>>>>>
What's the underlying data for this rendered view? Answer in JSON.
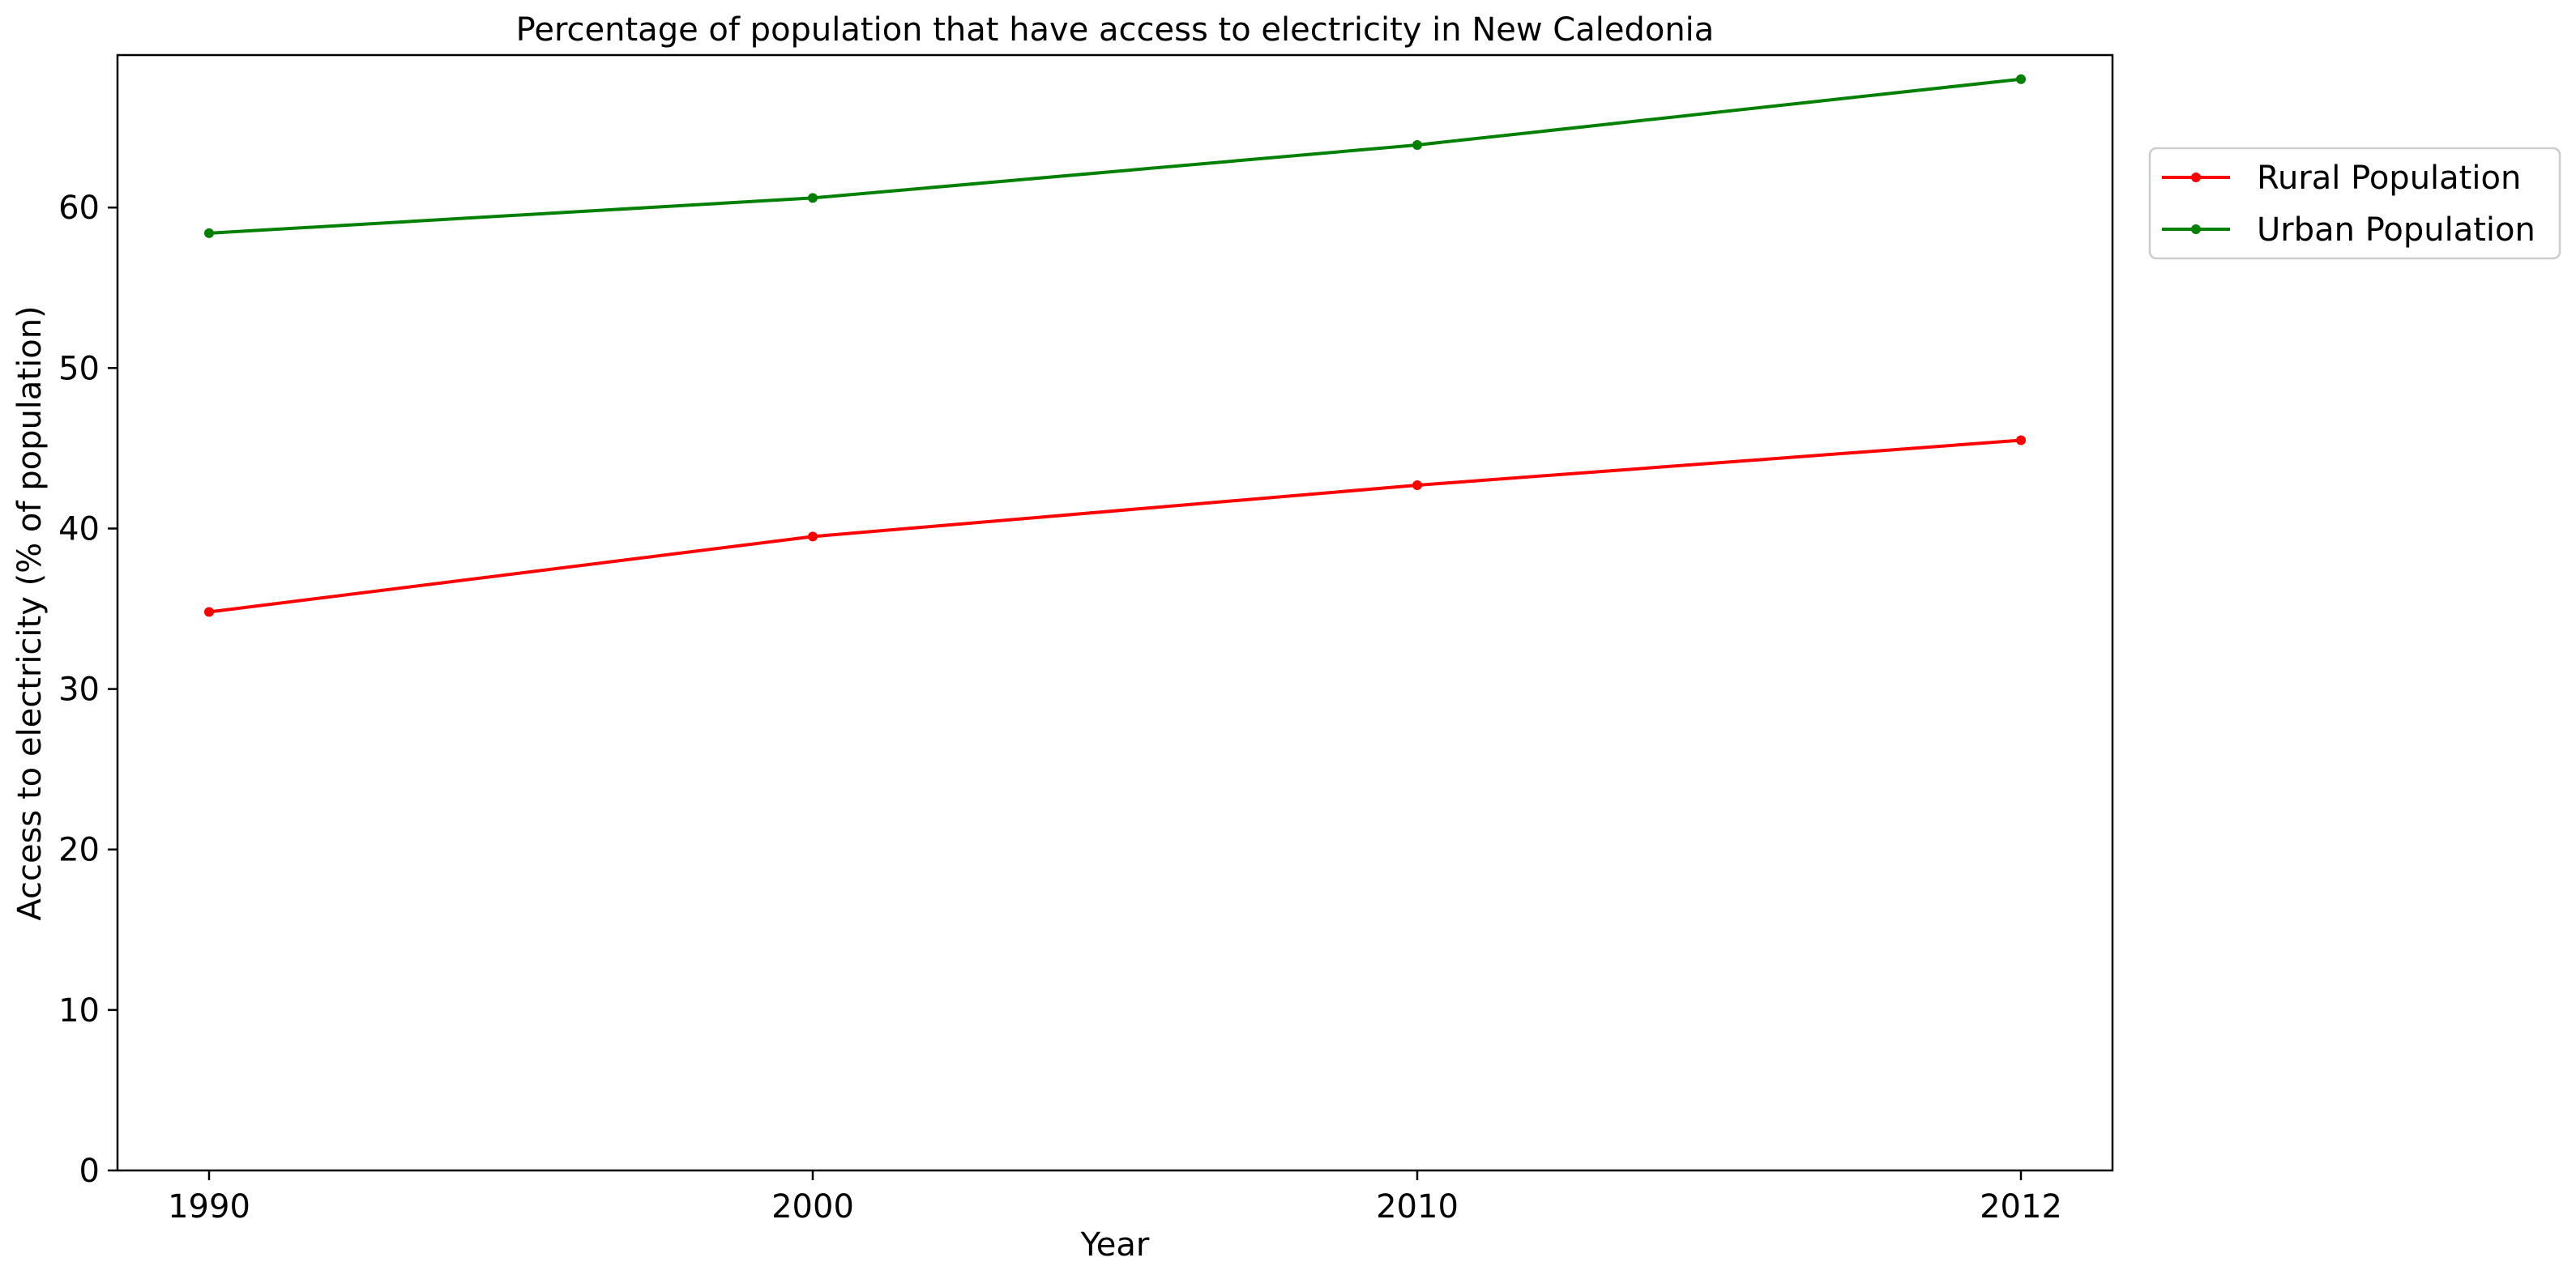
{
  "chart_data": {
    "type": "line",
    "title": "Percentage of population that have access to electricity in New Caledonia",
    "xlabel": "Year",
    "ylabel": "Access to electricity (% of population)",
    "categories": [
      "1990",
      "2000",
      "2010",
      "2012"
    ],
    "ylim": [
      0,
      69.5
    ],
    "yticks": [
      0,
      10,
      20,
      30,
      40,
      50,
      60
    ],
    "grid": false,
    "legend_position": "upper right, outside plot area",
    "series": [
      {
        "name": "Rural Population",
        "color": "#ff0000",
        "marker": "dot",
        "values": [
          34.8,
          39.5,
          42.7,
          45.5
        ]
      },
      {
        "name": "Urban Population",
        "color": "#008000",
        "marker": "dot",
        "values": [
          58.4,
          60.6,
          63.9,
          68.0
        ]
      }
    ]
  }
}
<<<<<
◆ **THE REQUEST**
All preceding records should be duplicated verbatim, images excepted.

◆ **EXERCISE OUTPUT**
What's the underlying data for this rendered view? Answer in JSON.
{
  "chart_data": {
    "type": "line",
    "title": "Percentage of population that have access to electricity in New Caledonia",
    "xlabel": "Year",
    "ylabel": "Access to electricity (% of population)",
    "categories": [
      "1990",
      "2000",
      "2010",
      "2012"
    ],
    "ylim": [
      0,
      69.5
    ],
    "yticks": [
      0,
      10,
      20,
      30,
      40,
      50,
      60
    ],
    "grid": false,
    "legend_position": "upper right, outside plot area",
    "series": [
      {
        "name": "Rural Population",
        "color": "#ff0000",
        "marker": "dot",
        "values": [
          34.8,
          39.5,
          42.7,
          45.5
        ]
      },
      {
        "name": "Urban Population",
        "color": "#008000",
        "marker": "dot",
        "values": [
          58.4,
          60.6,
          63.9,
          68.0
        ]
      }
    ]
  }
}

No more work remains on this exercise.